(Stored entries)

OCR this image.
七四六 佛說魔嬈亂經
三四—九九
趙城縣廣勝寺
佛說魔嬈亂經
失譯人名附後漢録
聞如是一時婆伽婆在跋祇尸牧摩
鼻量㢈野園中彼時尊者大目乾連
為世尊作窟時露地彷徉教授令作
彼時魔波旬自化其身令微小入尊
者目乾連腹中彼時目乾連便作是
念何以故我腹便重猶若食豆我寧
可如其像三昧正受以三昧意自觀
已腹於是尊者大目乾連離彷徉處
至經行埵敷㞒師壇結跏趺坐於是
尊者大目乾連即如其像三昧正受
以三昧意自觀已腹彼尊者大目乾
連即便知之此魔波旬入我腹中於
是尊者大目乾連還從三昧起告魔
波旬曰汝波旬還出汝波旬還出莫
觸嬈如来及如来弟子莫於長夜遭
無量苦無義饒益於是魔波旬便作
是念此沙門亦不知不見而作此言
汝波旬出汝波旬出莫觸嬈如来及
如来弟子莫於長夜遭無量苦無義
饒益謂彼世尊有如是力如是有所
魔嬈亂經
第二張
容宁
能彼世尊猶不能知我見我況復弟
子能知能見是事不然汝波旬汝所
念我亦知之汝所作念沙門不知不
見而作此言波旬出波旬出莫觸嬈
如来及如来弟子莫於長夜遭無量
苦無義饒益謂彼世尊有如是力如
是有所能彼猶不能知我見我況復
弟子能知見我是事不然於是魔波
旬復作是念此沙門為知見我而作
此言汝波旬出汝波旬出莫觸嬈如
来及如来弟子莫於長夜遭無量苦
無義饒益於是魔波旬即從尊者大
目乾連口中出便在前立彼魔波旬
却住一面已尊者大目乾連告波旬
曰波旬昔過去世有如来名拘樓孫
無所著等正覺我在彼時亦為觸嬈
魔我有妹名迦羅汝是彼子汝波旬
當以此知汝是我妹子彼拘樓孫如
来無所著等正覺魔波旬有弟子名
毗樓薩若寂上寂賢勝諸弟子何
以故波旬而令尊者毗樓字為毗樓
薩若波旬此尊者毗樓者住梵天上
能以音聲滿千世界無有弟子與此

• OBJECTIVE: Set down every record above exactly as given.

• IN RESPONSE:
OCR this image.
七四六 佛說魔嬈亂經
三四—九九
趙城縣廣勝寺
佛說魔嬈亂經
失譯人名附後漢録
聞如是一時婆伽婆在跋祇尸牧摩
鼻量㢈野園中彼時尊者大目乾連
為世尊作窟時露地彷徉教授令作
彼時魔波旬自化其身令微小入尊
者目乾連腹中彼時目乾連便作是
念何以故我腹便重猶若食豆我寧
可如其像三昧正受以三昧意自觀
已腹於是尊者大目乾連離彷徉處
至經行埵敷㞒師壇結跏趺坐於是
尊者大目乾連即如其像三昧正受
以三昧意自觀已腹彼尊者大目乾
連即便知之此魔波旬入我腹中於
是尊者大目乾連還從三昧起告魔
波旬曰汝波旬還出汝波旬還出莫
觸嬈如来及如来弟子莫於長夜遭
無量苦無義饒益於是魔波旬便作
是念此沙門亦不知不見而作此言
汝波旬出汝波旬出莫觸嬈如来及
如来弟子莫於長夜遭無量苦無義
饒益謂彼世尊有如是力如是有所
魔嬈亂經
第二張
容宁
能彼世尊猶不能知我見我況復弟
子能知能見是事不然汝波旬汝所
念我亦知之汝所作念沙門不知不
見而作此言波旬出波旬出莫觸嬈
如来及如来弟子莫於長夜遭無量
苦無義饒益謂彼世尊有如是力如
是有所能彼猶不能知我見我況復
弟子能知見我是事不然於是魔波
旬復作是念此沙門為知見我而作
此言汝波旬出汝波旬出莫觸嬈如
来及如来弟子莫於長夜遭無量苦
無義饒益於是魔波旬即從尊者大
目乾連口中出便在前立彼魔波旬
却住一面已尊者大目乾連告波旬
曰波旬昔過去世有如来名拘樓孫
無所著等正覺我在彼時亦為觸嬈
魔我有妹名迦羅汝是彼子汝波旬
當以此知汝是我妹子彼拘樓孫如
来無所著等正覺魔波旬有弟子名
毗樓薩若寂上寂賢勝諸弟子何
以故波旬而令尊者毗樓字為毗樓
薩若波旬此尊者毗樓者住梵天上
能以音聲滿千世界無有弟子與此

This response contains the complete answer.